Transcribe the lines of the records starting with the one that has "Transcribe the text in this document." in it and ending with the last, and transcribe nothing else.

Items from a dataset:

- - -

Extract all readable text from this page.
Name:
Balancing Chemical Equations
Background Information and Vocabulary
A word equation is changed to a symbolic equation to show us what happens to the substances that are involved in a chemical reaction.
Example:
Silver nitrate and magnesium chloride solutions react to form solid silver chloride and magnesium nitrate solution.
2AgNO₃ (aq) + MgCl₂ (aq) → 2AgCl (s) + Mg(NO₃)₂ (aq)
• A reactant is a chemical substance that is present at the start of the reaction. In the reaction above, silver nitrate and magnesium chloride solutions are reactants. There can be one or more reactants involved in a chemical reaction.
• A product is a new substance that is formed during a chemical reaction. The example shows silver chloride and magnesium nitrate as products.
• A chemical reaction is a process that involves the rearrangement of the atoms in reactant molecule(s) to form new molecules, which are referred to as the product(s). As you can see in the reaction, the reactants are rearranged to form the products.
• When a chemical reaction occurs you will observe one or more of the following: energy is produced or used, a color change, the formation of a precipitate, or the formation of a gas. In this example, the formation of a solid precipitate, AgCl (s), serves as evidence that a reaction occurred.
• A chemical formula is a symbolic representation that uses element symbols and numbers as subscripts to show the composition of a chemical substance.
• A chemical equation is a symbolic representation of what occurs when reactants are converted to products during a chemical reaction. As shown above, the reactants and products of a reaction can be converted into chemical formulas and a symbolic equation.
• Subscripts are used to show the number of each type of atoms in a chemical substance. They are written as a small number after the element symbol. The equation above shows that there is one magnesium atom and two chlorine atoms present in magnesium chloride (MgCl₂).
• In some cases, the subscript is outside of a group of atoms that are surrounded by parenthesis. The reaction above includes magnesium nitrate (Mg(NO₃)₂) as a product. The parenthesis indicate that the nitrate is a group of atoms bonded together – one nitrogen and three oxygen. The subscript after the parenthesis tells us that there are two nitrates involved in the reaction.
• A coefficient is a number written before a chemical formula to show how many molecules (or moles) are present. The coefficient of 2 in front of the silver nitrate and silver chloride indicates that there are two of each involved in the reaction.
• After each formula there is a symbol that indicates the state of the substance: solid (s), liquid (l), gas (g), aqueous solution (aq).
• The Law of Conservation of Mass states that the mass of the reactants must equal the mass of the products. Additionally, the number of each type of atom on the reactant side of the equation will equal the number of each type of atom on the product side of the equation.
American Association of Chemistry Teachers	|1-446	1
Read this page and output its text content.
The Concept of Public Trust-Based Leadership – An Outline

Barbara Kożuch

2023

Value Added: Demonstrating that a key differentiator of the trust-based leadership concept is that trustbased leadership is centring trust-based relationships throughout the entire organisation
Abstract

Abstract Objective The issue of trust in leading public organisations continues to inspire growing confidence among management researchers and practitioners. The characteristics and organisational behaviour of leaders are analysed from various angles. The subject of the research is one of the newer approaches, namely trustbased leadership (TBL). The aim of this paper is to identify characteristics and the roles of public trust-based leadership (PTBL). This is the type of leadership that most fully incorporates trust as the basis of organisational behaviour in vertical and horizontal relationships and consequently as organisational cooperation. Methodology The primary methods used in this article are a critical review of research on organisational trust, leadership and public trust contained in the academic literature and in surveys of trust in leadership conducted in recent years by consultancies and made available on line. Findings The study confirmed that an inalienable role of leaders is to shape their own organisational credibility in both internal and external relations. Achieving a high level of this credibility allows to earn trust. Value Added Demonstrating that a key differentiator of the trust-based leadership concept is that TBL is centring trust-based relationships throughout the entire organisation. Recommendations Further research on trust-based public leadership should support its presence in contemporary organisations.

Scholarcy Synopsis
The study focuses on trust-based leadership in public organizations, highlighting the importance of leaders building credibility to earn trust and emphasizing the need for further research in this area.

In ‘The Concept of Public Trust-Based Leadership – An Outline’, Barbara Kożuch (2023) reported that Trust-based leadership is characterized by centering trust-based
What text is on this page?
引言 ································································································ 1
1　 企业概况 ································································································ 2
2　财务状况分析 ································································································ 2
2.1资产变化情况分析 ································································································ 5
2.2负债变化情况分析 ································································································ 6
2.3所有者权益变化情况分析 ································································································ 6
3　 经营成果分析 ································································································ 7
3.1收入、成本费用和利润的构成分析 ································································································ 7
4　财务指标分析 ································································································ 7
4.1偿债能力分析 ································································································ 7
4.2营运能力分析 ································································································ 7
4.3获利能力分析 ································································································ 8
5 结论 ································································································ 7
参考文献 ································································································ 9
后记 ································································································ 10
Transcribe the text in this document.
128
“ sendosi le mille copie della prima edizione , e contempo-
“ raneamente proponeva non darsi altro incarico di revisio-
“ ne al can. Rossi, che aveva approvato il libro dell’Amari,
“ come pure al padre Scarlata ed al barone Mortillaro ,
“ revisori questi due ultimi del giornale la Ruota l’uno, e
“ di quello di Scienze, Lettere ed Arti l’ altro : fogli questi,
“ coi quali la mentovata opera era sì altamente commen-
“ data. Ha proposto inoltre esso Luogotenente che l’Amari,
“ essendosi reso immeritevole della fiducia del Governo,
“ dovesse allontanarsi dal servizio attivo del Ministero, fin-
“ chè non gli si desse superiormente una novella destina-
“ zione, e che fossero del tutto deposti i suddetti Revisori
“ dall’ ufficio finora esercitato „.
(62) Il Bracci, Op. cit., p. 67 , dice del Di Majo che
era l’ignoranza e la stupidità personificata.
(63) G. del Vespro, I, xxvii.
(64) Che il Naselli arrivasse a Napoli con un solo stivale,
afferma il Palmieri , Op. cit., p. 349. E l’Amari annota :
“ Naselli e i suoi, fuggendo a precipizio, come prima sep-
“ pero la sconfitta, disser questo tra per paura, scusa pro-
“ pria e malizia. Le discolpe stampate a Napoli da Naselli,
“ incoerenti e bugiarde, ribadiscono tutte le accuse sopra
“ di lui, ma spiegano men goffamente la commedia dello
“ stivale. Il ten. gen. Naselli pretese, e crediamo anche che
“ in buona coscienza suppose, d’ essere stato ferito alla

- - -

> SOLUTION:
Transcribe the text in this document.
128
“ sendosi le mille copie della prima edizione , e contempo-
“ raneamente proponeva non darsi altro incarico di revisio-
“ ne al can. Rossi, che aveva approvato il libro dell’Amari,
“ come pure al padre Scarlata ed al barone Mortillaro ,
“ revisori questi due ultimi del giornale la Ruota l’uno, e
“ di quello di Scienze, Lettere ed Arti l’ altro : fogli questi,
“ coi quali la mentovata opera era sì altamente commen-
“ data. Ha proposto inoltre esso Luogotenente che l’Amari,
“ essendosi reso immeritevole della fiducia del Governo,
“ dovesse allontanarsi dal servizio attivo del Ministero, fin-
“ chè non gli si desse superiormente una novella destina-
“ zione, e che fossero del tutto deposti i suddetti Revisori
“ dall’ ufficio finora esercitato „.
(62) Il Bracci, Op. cit., p. 67 , dice del Di Majo che
era l’ignoranza e la stupidità personificata.
(63) G. del Vespro, I, xxvii.
(64) Che il Naselli arrivasse a Napoli con un solo stivale,
afferma il Palmieri , Op. cit., p. 349. E l’Amari annota :
“ Naselli e i suoi, fuggendo a precipizio, come prima sep-
“ pero la sconfitta, disser questo tra per paura, scusa pro-
“ pria e malizia. Le discolpe stampate a Napoli da Naselli,
“ incoerenti e bugiarde, ribadiscono tutte le accuse sopra
“ di lui, ma spiegano men goffamente la commedia dello
“ stivale. Il ten. gen. Naselli pretese, e crediamo anche che
“ in buona coscienza suppose, d’ essere stato ferito alla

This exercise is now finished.